* [Your goal]
Extract every line of the material below and reproduce it faithfully.

* [Provided records]
_ _ _
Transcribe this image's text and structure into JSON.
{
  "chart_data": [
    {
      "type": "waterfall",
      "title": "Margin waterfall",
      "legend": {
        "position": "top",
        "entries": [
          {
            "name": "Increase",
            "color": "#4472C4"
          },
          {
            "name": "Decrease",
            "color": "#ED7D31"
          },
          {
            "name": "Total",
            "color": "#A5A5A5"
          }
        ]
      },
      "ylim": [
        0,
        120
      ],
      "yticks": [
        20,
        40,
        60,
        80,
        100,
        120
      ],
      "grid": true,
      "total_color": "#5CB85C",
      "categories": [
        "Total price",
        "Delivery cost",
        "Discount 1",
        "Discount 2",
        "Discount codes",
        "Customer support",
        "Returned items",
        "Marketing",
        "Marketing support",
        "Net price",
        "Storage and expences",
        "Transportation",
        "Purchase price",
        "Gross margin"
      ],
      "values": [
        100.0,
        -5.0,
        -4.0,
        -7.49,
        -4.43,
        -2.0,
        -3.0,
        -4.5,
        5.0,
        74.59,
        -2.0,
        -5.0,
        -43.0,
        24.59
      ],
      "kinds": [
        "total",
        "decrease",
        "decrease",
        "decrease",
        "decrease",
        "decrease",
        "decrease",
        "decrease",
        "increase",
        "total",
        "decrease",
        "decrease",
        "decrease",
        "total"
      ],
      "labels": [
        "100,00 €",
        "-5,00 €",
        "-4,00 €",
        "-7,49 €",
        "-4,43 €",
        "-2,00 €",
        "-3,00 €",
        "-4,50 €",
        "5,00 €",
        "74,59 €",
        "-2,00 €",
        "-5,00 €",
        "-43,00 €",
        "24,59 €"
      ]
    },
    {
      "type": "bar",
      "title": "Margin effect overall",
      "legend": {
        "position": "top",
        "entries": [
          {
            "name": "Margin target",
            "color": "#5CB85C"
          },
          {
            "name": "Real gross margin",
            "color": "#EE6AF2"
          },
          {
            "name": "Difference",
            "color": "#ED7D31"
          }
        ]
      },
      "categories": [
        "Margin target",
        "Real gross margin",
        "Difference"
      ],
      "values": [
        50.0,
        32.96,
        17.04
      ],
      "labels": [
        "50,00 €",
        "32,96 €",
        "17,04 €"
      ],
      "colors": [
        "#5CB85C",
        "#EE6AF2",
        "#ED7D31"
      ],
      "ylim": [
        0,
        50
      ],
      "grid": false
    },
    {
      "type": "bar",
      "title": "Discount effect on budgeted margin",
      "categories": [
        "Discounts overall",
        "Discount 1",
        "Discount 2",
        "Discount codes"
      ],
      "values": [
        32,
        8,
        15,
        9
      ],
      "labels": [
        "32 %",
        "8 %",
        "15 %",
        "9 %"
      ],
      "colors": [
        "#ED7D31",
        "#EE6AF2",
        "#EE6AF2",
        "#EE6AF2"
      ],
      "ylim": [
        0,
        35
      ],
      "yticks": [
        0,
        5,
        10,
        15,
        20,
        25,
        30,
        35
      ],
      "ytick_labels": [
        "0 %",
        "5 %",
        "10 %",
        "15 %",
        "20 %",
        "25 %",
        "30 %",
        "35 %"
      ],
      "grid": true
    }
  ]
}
_ _ _
* [Output of the exercise]
Transcribe this image's text and structure into JSON.
{
  "chart_data": [
    {
      "type": "waterfall",
      "title": "Margin waterfall",
      "legend": {
        "position": "top",
        "entries": [
          {
            "name": "Increase",
            "color": "#4472C4"
          },
          {
            "name": "Decrease",
            "color": "#ED7D31"
          },
          {
            "name": "Total",
            "color": "#A5A5A5"
          }
        ]
      },
      "ylim": [
        0,
        120
      ],
      "yticks": [
        20,
        40,
        60,
        80,
        100,
        120
      ],
      "grid": true,
      "total_color": "#5CB85C",
      "categories": [
        "Total price",
        "Delivery cost",
        "Discount 1",
        "Discount 2",
        "Discount codes",
        "Customer support",
        "Returned items",
        "Marketing",
        "Marketing support",
        "Net price",
        "Storage and expences",
        "Transportation",
        "Purchase price",
        "Gross margin"
      ],
      "values": [
        100.0,
        -5.0,
        -4.0,
        -7.49,
        -4.43,
        -2.0,
        -3.0,
        -4.5,
        5.0,
        74.59,
        -2.0,
        -5.0,
        -43.0,
        24.59
      ],
      "kinds": [
        "total",
        "decrease",
        "decrease",
        "decrease",
        "decrease",
        "decrease",
        "decrease",
        "decrease",
        "increase",
        "total",
        "decrease",
        "decrease",
        "decrease",
        "total"
      ],
      "labels": [
        "100,00 €",
        "-5,00 €",
        "-4,00 €",
        "-7,49 €",
        "-4,43 €",
        "-2,00 €",
        "-3,00 €",
        "-4,50 €",
        "5,00 €",
        "74,59 €",
        "-2,00 €",
        "-5,00 €",
        "-43,00 €",
        "24,59 €"
      ]
    },
    {
      "type": "bar",
      "title": "Margin effect overall",
      "legend": {
        "position": "top",
        "entries": [
          {
            "name": "Margin target",
            "color": "#5CB85C"
          },
          {
            "name": "Real gross margin",
            "color": "#EE6AF2"
          },
          {
            "name": "Difference",
            "color": "#ED7D31"
          }
        ]
      },
      "categories": [
        "Margin target",
        "Real gross margin",
        "Difference"
      ],
      "values": [
        50.0,
        32.96,
        17.04
      ],
      "labels": [
        "50,00 €",
        "32,96 €",
        "17,04 €"
      ],
      "colors": [
        "#5CB85C",
        "#EE6AF2",
        "#ED7D31"
      ],
      "ylim": [
        0,
        50
      ],
      "grid": false
    },
    {
      "type": "bar",
      "title": "Discount effect on budgeted margin",
      "categories": [
        "Discounts overall",
        "Discount 1",
        "Discount 2",
        "Discount codes"
      ],
      "values": [
        32,
        8,
        15,
        9
      ],
      "labels": [
        "32 %",
        "8 %",
        "15 %",
        "9 %"
      ],
      "colors": [
        "#ED7D31",
        "#EE6AF2",
        "#EE6AF2",
        "#EE6AF2"
      ],
      "ylim": [
        0,
        35
      ],
      "yticks": [
        0,
        5,
        10,
        15,
        20,
        25,
        30,
        35
      ],
      "ytick_labels": [
        "0 %",
        "5 %",
        "10 %",
        "15 %",
        "20 %",
        "25 %",
        "30 %",
        "35 %"
      ],
      "grid": true
    }
  ]
}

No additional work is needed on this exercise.